## DATA IN THIS EXERCISE
*-*-*
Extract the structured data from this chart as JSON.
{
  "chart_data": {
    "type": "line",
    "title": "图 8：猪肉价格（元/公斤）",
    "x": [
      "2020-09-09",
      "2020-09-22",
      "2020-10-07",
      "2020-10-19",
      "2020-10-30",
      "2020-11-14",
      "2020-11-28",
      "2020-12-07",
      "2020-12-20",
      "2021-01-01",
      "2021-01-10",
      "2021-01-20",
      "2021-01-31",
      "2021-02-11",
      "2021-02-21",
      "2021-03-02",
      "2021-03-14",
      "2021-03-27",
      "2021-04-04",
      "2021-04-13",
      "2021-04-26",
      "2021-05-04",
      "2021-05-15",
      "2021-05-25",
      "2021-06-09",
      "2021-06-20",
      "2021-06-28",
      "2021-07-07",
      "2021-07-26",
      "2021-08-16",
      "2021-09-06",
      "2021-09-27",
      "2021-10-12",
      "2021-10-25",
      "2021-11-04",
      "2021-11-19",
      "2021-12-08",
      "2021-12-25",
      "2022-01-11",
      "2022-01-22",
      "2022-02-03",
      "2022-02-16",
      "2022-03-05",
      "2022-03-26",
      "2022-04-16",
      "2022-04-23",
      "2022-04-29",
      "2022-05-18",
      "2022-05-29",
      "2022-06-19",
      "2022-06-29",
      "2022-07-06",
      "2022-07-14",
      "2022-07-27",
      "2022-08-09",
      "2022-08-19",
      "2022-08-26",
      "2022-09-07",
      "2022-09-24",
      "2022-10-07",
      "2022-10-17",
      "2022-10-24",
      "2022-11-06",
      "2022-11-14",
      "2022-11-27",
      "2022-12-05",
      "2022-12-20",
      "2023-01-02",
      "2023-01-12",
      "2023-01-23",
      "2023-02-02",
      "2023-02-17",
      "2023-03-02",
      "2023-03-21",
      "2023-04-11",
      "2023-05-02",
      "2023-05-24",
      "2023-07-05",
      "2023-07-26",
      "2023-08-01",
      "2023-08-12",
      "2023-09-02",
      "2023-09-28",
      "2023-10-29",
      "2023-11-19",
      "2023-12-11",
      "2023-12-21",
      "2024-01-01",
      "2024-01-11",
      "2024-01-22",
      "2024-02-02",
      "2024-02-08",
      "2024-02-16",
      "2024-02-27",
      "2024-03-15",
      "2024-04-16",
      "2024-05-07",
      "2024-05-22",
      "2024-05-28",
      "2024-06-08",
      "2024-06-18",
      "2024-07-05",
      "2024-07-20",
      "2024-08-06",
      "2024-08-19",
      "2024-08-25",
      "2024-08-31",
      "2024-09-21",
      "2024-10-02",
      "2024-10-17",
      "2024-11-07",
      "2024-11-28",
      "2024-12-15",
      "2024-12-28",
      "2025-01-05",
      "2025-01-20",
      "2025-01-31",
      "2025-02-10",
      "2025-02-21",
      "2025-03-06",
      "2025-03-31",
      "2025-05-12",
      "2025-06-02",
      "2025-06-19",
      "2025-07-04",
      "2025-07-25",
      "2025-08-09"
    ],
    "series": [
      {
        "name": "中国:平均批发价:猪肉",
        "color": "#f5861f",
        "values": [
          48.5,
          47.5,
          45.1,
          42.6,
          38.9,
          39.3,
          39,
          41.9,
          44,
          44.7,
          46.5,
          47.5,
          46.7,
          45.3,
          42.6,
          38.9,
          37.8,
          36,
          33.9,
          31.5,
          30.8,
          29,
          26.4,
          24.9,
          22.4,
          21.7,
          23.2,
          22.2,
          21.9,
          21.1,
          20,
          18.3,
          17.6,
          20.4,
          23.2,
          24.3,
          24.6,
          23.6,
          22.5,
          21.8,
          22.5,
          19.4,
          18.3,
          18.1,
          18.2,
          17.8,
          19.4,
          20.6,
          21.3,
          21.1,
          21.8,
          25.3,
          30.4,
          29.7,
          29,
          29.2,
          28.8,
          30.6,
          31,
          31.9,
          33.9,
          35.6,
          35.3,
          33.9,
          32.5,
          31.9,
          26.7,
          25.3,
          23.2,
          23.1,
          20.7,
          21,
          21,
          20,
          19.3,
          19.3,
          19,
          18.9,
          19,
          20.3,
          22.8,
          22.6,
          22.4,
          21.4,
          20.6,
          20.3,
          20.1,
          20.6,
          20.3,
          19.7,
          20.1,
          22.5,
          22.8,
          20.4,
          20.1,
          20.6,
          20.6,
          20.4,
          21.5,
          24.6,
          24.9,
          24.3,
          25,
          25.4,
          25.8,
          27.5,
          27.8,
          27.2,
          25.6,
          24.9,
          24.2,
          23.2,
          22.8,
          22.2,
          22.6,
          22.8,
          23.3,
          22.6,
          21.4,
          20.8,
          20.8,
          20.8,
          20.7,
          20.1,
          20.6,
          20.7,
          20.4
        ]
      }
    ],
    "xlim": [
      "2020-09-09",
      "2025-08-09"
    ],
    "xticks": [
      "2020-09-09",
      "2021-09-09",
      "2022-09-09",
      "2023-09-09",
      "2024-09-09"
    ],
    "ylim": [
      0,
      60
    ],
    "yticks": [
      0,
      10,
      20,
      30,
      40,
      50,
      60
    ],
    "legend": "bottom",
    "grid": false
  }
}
*-*-*
## WORK INSTRUCTIONS
Quote all of the entries verbatim.

## COMPLETED EXERCISE
Extract the structured data from this chart as JSON.
{
  "chart_data": {
    "type": "line",
    "title": "图 8：猪肉价格（元/公斤）",
    "x": [
      "2020-09-09",
      "2020-09-22",
      "2020-10-07",
      "2020-10-19",
      "2020-10-30",
      "2020-11-14",
      "2020-11-28",
      "2020-12-07",
      "2020-12-20",
      "2021-01-01",
      "2021-01-10",
      "2021-01-20",
      "2021-01-31",
      "2021-02-11",
      "2021-02-21",
      "2021-03-02",
      "2021-03-14",
      "2021-03-27",
      "2021-04-04",
      "2021-04-13",
      "2021-04-26",
      "2021-05-04",
      "2021-05-15",
      "2021-05-25",
      "2021-06-09",
      "2021-06-20",
      "2021-06-28",
      "2021-07-07",
      "2021-07-26",
      "2021-08-16",
      "2021-09-06",
      "2021-09-27",
      "2021-10-12",
      "2021-10-25",
      "2021-11-04",
      "2021-11-19",
      "2021-12-08",
      "2021-12-25",
      "2022-01-11",
      "2022-01-22",
      "2022-02-03",
      "2022-02-16",
      "2022-03-05",
      "2022-03-26",
      "2022-04-16",
      "2022-04-23",
      "2022-04-29",
      "2022-05-18",
      "2022-05-29",
      "2022-06-19",
      "2022-06-29",
      "2022-07-06",
      "2022-07-14",
      "2022-07-27",
      "2022-08-09",
      "2022-08-19",
      "2022-08-26",
      "2022-09-07",
      "2022-09-24",
      "2022-10-07",
      "2022-10-17",
      "2022-10-24",
      "2022-11-06",
      "2022-11-14",
      "2022-11-27",
      "2022-12-05",
      "2022-12-20",
      "2023-01-02",
      "2023-01-12",
      "2023-01-23",
      "2023-02-02",
      "2023-02-17",
      "2023-03-02",
      "2023-03-21",
      "2023-04-11",
      "2023-05-02",
      "2023-05-24",
      "2023-07-05",
      "2023-07-26",
      "2023-08-01",
      "2023-08-12",
      "2023-09-02",
      "2023-09-28",
      "2023-10-29",
      "2023-11-19",
      "2023-12-11",
      "2023-12-21",
      "2024-01-01",
      "2024-01-11",
      "2024-01-22",
      "2024-02-02",
      "2024-02-08",
      "2024-02-16",
      "2024-02-27",
      "2024-03-15",
      "2024-04-16",
      "2024-05-07",
      "2024-05-22",
      "2024-05-28",
      "2024-06-08",
      "2024-06-18",
      "2024-07-05",
      "2024-07-20",
      "2024-08-06",
      "2024-08-19",
      "2024-08-25",
      "2024-08-31",
      "2024-09-21",
      "2024-10-02",
      "2024-10-17",
      "2024-11-07",
      "2024-11-28",
      "2024-12-15",
      "2024-12-28",
      "2025-01-05",
      "2025-01-20",
      "2025-01-31",
      "2025-02-10",
      "2025-02-21",
      "2025-03-06",
      "2025-03-31",
      "2025-05-12",
      "2025-06-02",
      "2025-06-19",
      "2025-07-04",
      "2025-07-25",
      "2025-08-09"
    ],
    "series": [
      {
        "name": "中国:平均批发价:猪肉",
        "color": "#f5861f",
        "values": [
          48.5,
          47.5,
          45.1,
          42.6,
          38.9,
          39.3,
          39,
          41.9,
          44,
          44.7,
          46.5,
          47.5,
          46.7,
          45.3,
          42.6,
          38.9,
          37.8,
          36,
          33.9,
          31.5,
          30.8,
          29,
          26.4,
          24.9,
          22.4,
          21.7,
          23.2,
          22.2,
          21.9,
          21.1,
          20,
          18.3,
          17.6,
          20.4,
          23.2,
          24.3,
          24.6,
          23.6,
          22.5,
          21.8,
          22.5,
          19.4,
          18.3,
          18.1,
          18.2,
          17.8,
          19.4,
          20.6,
          21.3,
          21.1,
          21.8,
          25.3,
          30.4,
          29.7,
          29,
          29.2,
          28.8,
          30.6,
          31,
          31.9,
          33.9,
          35.6,
          35.3,
          33.9,
          32.5,
          31.9,
          26.7,
          25.3,
          23.2,
          23.1,
          20.7,
          21,
          21,
          20,
          19.3,
          19.3,
          19,
          18.9,
          19,
          20.3,
          22.8,
          22.6,
          22.4,
          21.4,
          20.6,
          20.3,
          20.1,
          20.6,
          20.3,
          19.7,
          20.1,
          22.5,
          22.8,
          20.4,
          20.1,
          20.6,
          20.6,
          20.4,
          21.5,
          24.6,
          24.9,
          24.3,
          25,
          25.4,
          25.8,
          27.5,
          27.8,
          27.2,
          25.6,
          24.9,
          24.2,
          23.2,
          22.8,
          22.2,
          22.6,
          22.8,
          23.3,
          22.6,
          21.4,
          20.8,
          20.8,
          20.8,
          20.7,
          20.1,
          20.6,
          20.7,
          20.4
        ]
      }
    ],
    "xlim": [
      "2020-09-09",
      "2025-08-09"
    ],
    "xticks": [
      "2020-09-09",
      "2021-09-09",
      "2022-09-09",
      "2023-09-09",
      "2024-09-09"
    ],
    "ylim": [
      0,
      60
    ],
    "yticks": [
      0,
      10,
      20,
      30,
      40,
      50,
      60
    ],
    "legend": "bottom",
    "grid": false
  }
}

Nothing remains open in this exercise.